(TO DO): Repeat each line exactly as it is written.

(MATERIAL FOR THE TASK):
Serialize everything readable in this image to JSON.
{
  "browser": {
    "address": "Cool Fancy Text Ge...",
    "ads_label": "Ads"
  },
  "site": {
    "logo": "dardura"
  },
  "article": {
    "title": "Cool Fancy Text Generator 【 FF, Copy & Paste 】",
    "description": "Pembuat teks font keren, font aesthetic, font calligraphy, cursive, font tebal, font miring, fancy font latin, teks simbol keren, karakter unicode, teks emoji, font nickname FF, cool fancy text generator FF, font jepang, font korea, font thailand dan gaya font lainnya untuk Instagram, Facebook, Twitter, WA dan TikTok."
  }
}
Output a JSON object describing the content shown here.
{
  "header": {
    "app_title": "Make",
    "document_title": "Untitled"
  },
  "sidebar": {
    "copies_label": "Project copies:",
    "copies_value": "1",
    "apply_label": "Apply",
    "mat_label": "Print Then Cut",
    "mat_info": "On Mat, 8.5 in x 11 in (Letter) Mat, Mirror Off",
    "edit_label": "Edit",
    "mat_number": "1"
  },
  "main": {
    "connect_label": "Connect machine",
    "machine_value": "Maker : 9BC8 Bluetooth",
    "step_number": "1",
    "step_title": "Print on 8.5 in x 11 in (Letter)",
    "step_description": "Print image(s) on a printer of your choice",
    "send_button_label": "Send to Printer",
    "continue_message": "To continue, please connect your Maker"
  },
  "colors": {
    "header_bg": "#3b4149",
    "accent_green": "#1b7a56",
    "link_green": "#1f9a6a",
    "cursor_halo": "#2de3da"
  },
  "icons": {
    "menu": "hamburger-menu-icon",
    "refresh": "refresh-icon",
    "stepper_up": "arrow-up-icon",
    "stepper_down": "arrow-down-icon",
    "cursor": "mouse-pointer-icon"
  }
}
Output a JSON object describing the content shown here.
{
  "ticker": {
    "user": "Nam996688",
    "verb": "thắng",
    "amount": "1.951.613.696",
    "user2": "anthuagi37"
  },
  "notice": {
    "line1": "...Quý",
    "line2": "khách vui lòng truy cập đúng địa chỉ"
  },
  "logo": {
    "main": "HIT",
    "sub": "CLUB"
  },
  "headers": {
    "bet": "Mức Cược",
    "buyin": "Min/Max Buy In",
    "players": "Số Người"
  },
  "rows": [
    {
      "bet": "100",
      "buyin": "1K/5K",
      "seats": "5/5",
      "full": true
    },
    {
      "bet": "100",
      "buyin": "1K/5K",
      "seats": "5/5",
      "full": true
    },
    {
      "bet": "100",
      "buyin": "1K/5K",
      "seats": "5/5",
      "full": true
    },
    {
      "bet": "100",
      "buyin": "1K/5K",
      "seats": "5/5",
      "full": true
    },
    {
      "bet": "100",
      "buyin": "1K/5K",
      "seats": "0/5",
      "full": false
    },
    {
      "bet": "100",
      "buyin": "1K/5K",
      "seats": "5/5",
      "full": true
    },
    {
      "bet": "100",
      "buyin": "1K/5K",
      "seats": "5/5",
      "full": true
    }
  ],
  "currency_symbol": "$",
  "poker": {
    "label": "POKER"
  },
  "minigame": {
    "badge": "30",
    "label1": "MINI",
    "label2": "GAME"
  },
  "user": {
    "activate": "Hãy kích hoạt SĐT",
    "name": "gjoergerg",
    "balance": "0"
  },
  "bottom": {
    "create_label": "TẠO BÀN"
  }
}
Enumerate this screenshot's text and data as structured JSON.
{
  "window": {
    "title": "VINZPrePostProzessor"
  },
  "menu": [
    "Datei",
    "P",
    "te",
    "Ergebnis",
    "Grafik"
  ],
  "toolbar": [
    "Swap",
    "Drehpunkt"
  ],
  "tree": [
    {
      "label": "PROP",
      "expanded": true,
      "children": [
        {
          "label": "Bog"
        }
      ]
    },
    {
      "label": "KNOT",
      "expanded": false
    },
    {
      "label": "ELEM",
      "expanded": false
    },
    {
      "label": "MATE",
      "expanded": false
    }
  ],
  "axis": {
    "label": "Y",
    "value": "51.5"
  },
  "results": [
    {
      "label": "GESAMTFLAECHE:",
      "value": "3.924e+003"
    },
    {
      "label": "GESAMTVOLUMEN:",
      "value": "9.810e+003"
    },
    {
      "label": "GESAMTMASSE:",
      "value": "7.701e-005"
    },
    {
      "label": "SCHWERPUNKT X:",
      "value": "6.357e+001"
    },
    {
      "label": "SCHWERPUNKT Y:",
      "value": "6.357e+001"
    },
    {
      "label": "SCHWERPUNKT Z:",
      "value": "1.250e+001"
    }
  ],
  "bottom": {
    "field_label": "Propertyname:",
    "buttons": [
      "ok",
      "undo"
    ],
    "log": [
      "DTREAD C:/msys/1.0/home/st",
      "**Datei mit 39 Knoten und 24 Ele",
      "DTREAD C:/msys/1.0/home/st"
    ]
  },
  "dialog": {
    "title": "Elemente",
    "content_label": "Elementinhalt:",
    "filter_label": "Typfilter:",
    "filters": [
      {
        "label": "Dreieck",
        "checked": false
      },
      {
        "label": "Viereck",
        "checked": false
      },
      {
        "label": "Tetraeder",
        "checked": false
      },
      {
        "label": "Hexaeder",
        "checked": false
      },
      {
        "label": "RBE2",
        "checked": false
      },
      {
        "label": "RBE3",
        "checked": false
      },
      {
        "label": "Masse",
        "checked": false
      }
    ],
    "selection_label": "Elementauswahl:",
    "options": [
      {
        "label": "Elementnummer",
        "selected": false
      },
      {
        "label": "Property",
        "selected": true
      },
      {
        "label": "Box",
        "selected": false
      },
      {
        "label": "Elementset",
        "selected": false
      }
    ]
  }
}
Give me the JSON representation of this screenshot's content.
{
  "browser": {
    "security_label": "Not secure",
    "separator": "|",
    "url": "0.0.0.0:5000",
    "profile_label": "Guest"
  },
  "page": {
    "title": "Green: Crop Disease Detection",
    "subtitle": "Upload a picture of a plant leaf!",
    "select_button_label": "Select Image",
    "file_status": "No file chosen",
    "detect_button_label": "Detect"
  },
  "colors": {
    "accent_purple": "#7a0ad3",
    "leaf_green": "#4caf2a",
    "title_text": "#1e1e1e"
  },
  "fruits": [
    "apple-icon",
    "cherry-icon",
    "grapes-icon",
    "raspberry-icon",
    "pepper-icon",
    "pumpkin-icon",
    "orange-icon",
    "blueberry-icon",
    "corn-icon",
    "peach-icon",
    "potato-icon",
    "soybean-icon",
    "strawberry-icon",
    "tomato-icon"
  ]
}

(PROBLEM SOLUTION):
Serialize everything readable in this image to JSON.
{
  "browser": {
    "address": "Cool Fancy Text Ge...",
    "ads_label": "Ads"
  },
  "site": {
    "logo": "dardura"
  },
  "article": {
    "title": "Cool Fancy Text Generator 【 FF, Copy & Paste 】",
    "description": "Pembuat teks font keren, font aesthetic, font calligraphy, cursive, font tebal, font miring, fancy font latin, teks simbol keren, karakter unicode, teks emoji, font nickname FF, cool fancy text generator FF, font jepang, font korea, font thailand dan gaya font lainnya untuk Instagram, Facebook, Twitter, WA dan TikTok."
  }
}
Output a JSON object describing the content shown here.
{
  "header": {
    "app_title": "Make",
    "document_title": "Untitled"
  },
  "sidebar": {
    "copies_label": "Project copies:",
    "copies_value": "1",
    "apply_label": "Apply",
    "mat_label": "Print Then Cut",
    "mat_info": "On Mat, 8.5 in x 11 in (Letter) Mat, Mirror Off",
    "edit_label": "Edit",
    "mat_number": "1"
  },
  "main": {
    "connect_label": "Connect machine",
    "machine_value": "Maker : 9BC8 Bluetooth",
    "step_number": "1",
    "step_title": "Print on 8.5 in x 11 in (Letter)",
    "step_description": "Print image(s) on a printer of your choice",
    "send_button_label": "Send to Printer",
    "continue_message": "To continue, please connect your Maker"
  },
  "colors": {
    "header_bg": "#3b4149",
    "accent_green": "#1b7a56",
    "link_green": "#1f9a6a",
    "cursor_halo": "#2de3da"
  },
  "icons": {
    "menu": "hamburger-menu-icon",
    "refresh": "refresh-icon",
    "stepper_up": "arrow-up-icon",
    "stepper_down": "arrow-down-icon",
    "cursor": "mouse-pointer-icon"
  }
}
Output a JSON object describing the content shown here.
{
  "ticker": {
    "user": "Nam996688",
    "verb": "thắng",
    "amount": "1.951.613.696",
    "user2": "anthuagi37"
  },
  "notice": {
    "line1": "...Quý",
    "line2": "khách vui lòng truy cập đúng địa chỉ"
  },
  "logo": {
    "main": "HIT",
    "sub": "CLUB"
  },
  "headers": {
    "bet": "Mức Cược",
    "buyin": "Min/Max Buy In",
    "players": "Số Người"
  },
  "rows": [
    {
      "bet": "100",
      "buyin": "1K/5K",
      "seats": "5/5",
      "full": true
    },
    {
      "bet": "100",
      "buyin": "1K/5K",
      "seats": "5/5",
      "full": true
    },
    {
      "bet": "100",
      "buyin": "1K/5K",
      "seats": "5/5",
      "full": true
    },
    {
      "bet": "100",
      "buyin": "1K/5K",
      "seats": "5/5",
      "full": true
    },
    {
      "bet": "100",
      "buyin": "1K/5K",
      "seats": "0/5",
      "full": false
    },
    {
      "bet": "100",
      "buyin": "1K/5K",
      "seats": "5/5",
      "full": true
    },
    {
      "bet": "100",
      "buyin": "1K/5K",
      "seats": "5/5",
      "full": true
    }
  ],
  "currency_symbol": "$",
  "poker": {
    "label": "POKER"
  },
  "minigame": {
    "badge": "30",
    "label1": "MINI",
    "label2": "GAME"
  },
  "user": {
    "activate": "Hãy kích hoạt SĐT",
    "name": "gjoergerg",
    "balance": "0"
  },
  "bottom": {
    "create_label": "TẠO BÀN"
  }
}
Enumerate this screenshot's text and data as structured JSON.
{
  "window": {
    "title": "VINZPrePostProzessor"
  },
  "menu": [
    "Datei",
    "P",
    "te",
    "Ergebnis",
    "Grafik"
  ],
  "toolbar": [
    "Swap",
    "Drehpunkt"
  ],
  "tree": [
    {
      "label": "PROP",
      "expanded": true,
      "children": [
        {
          "label": "Bog"
        }
      ]
    },
    {
      "label": "KNOT",
      "expanded": false
    },
    {
      "label": "ELEM",
      "expanded": false
    },
    {
      "label": "MATE",
      "expanded": false
    }
  ],
  "axis": {
    "label": "Y",
    "value": "51.5"
  },
  "results": [
    {
      "label": "GESAMTFLAECHE:",
      "value": "3.924e+003"
    },
    {
      "label": "GESAMTVOLUMEN:",
      "value": "9.810e+003"
    },
    {
      "label": "GESAMTMASSE:",
      "value": "7.701e-005"
    },
    {
      "label": "SCHWERPUNKT X:",
      "value": "6.357e+001"
    },
    {
      "label": "SCHWERPUNKT Y:",
      "value": "6.357e+001"
    },
    {
      "label": "SCHWERPUNKT Z:",
      "value": "1.250e+001"
    }
  ],
  "bottom": {
    "field_label": "Propertyname:",
    "buttons": [
      "ok",
      "undo"
    ],
    "log": [
      "DTREAD C:/msys/1.0/home/st",
      "**Datei mit 39 Knoten und 24 Ele",
      "DTREAD C:/msys/1.0/home/st"
    ]
  },
  "dialog": {
    "title": "Elemente",
    "content_label": "Elementinhalt:",
    "filter_label": "Typfilter:",
    "filters": [
      {
        "label": "Dreieck",
        "checked": false
      },
      {
        "label": "Viereck",
        "checked": false
      },
      {
        "label": "Tetraeder",
        "checked": false
      },
      {
        "label": "Hexaeder",
        "checked": false
      },
      {
        "label": "RBE2",
        "checked": false
      },
      {
        "label": "RBE3",
        "checked": false
      },
      {
        "label": "Masse",
        "checked": false
      }
    ],
    "selection_label": "Elementauswahl:",
    "options": [
      {
        "label": "Elementnummer",
        "selected": false
      },
      {
        "label": "Property",
        "selected": true
      },
      {
        "label": "Box",
        "selected": false
      },
      {
        "label": "Elementset",
        "selected": false
      }
    ]
  }
}
Give me the JSON representation of this screenshot's content.
{
  "browser": {
    "security_label": "Not secure",
    "separator": "|",
    "url": "0.0.0.0:5000",
    "profile_label": "Guest"
  },
  "page": {
    "title": "Green: Crop Disease Detection",
    "subtitle": "Upload a picture of a plant leaf!",
    "select_button_label": "Select Image",
    "file_status": "No file chosen",
    "detect_button_label": "Detect"
  },
  "colors": {
    "accent_purple": "#7a0ad3",
    "leaf_green": "#4caf2a",
    "title_text": "#1e1e1e"
  },
  "fruits": [
    "apple-icon",
    "cherry-icon",
    "grapes-icon",
    "raspberry-icon",
    "pepper-icon",
    "pumpkin-icon",
    "orange-icon",
    "blueberry-icon",
    "corn-icon",
    "peach-icon",
    "potato-icon",
    "soybean-icon",
    "strawberry-icon",
    "tomato-icon"
  ]
}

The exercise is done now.